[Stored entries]
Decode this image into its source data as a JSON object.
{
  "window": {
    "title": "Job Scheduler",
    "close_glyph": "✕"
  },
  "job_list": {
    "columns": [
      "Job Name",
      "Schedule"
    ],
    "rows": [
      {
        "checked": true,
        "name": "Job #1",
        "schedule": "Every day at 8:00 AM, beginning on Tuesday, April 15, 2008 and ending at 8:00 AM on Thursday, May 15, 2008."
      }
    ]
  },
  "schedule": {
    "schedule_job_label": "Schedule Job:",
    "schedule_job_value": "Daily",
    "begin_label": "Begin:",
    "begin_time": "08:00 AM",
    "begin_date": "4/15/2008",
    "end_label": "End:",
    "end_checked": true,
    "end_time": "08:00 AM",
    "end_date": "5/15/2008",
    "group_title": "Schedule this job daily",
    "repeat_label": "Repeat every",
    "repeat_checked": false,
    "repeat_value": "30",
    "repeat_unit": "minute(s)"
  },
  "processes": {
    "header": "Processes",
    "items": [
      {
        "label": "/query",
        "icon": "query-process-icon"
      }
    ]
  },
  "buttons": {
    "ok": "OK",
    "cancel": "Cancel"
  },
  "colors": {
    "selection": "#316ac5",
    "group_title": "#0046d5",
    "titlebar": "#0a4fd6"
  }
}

WHAT YOU NEED TO DO: Write down every line of the data exactly as it appears above.

RESULT:
Decode this image into its source data as a JSON object.
{
  "window": {
    "title": "Job Scheduler",
    "close_glyph": "✕"
  },
  "job_list": {
    "columns": [
      "Job Name",
      "Schedule"
    ],
    "rows": [
      {
        "checked": true,
        "name": "Job #1",
        "schedule": "Every day at 8:00 AM, beginning on Tuesday, April 15, 2008 and ending at 8:00 AM on Thursday, May 15, 2008."
      }
    ]
  },
  "schedule": {
    "schedule_job_label": "Schedule Job:",
    "schedule_job_value": "Daily",
    "begin_label": "Begin:",
    "begin_time": "08:00 AM",
    "begin_date": "4/15/2008",
    "end_label": "End:",
    "end_checked": true,
    "end_time": "08:00 AM",
    "end_date": "5/15/2008",
    "group_title": "Schedule this job daily",
    "repeat_label": "Repeat every",
    "repeat_checked": false,
    "repeat_value": "30",
    "repeat_unit": "minute(s)"
  },
  "processes": {
    "header": "Processes",
    "items": [
      {
        "label": "/query",
        "icon": "query-process-icon"
      }
    ]
  },
  "buttons": {
    "ok": "OK",
    "cancel": "Cancel"
  },
  "colors": {
    "selection": "#316ac5",
    "group_title": "#0046d5",
    "titlebar": "#0a4fd6"
  }
}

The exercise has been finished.